SHORT TASK:
Show every line where "二氧化氮" occurs.

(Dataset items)
┄┄┄┄┄┄
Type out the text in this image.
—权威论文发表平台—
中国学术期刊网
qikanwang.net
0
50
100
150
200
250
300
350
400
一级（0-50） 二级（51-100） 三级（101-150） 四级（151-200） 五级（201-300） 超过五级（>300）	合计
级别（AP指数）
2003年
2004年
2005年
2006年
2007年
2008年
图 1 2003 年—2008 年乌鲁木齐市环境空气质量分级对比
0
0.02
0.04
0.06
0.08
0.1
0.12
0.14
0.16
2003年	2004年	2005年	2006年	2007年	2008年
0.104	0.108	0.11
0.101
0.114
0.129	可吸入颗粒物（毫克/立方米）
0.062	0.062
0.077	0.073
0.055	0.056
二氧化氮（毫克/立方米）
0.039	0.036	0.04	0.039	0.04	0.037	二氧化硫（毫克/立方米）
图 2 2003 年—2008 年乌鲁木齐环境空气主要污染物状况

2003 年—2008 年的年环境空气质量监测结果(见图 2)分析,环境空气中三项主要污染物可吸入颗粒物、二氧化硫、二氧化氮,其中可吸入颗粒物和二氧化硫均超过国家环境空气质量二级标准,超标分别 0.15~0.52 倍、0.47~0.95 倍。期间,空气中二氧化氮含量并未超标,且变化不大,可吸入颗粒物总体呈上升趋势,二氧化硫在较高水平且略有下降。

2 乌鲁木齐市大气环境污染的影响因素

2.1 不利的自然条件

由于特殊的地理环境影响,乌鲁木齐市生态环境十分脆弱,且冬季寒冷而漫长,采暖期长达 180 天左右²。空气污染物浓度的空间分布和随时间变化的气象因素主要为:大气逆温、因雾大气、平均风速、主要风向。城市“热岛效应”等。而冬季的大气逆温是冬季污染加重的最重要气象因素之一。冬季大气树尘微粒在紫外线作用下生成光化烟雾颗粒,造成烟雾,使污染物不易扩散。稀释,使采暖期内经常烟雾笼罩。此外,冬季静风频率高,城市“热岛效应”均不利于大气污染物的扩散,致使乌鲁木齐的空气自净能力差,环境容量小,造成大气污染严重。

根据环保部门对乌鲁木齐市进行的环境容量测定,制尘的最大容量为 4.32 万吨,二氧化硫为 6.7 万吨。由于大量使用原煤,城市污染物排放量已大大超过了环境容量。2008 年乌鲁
┄┄┄┄┄┄
THE RESPONSE:
二氧化氮（毫克/立方米）
2003 年—2008 年的年环境空气质量监测结果(见图 2)分析,环境空气中三项主要污染物可吸入颗粒物、二氧化硫、二氧化氮,其中可吸入颗粒物和二氧化硫均超过国家环境空气质量二级标准,超标分别 0.15~0.52 倍、0.47~0.95 倍。期间,空气中二氧化氮含量并未超标,且变化不大,可吸入颗粒物总体呈上升趋势,二氧化硫在较高水平且略有下降。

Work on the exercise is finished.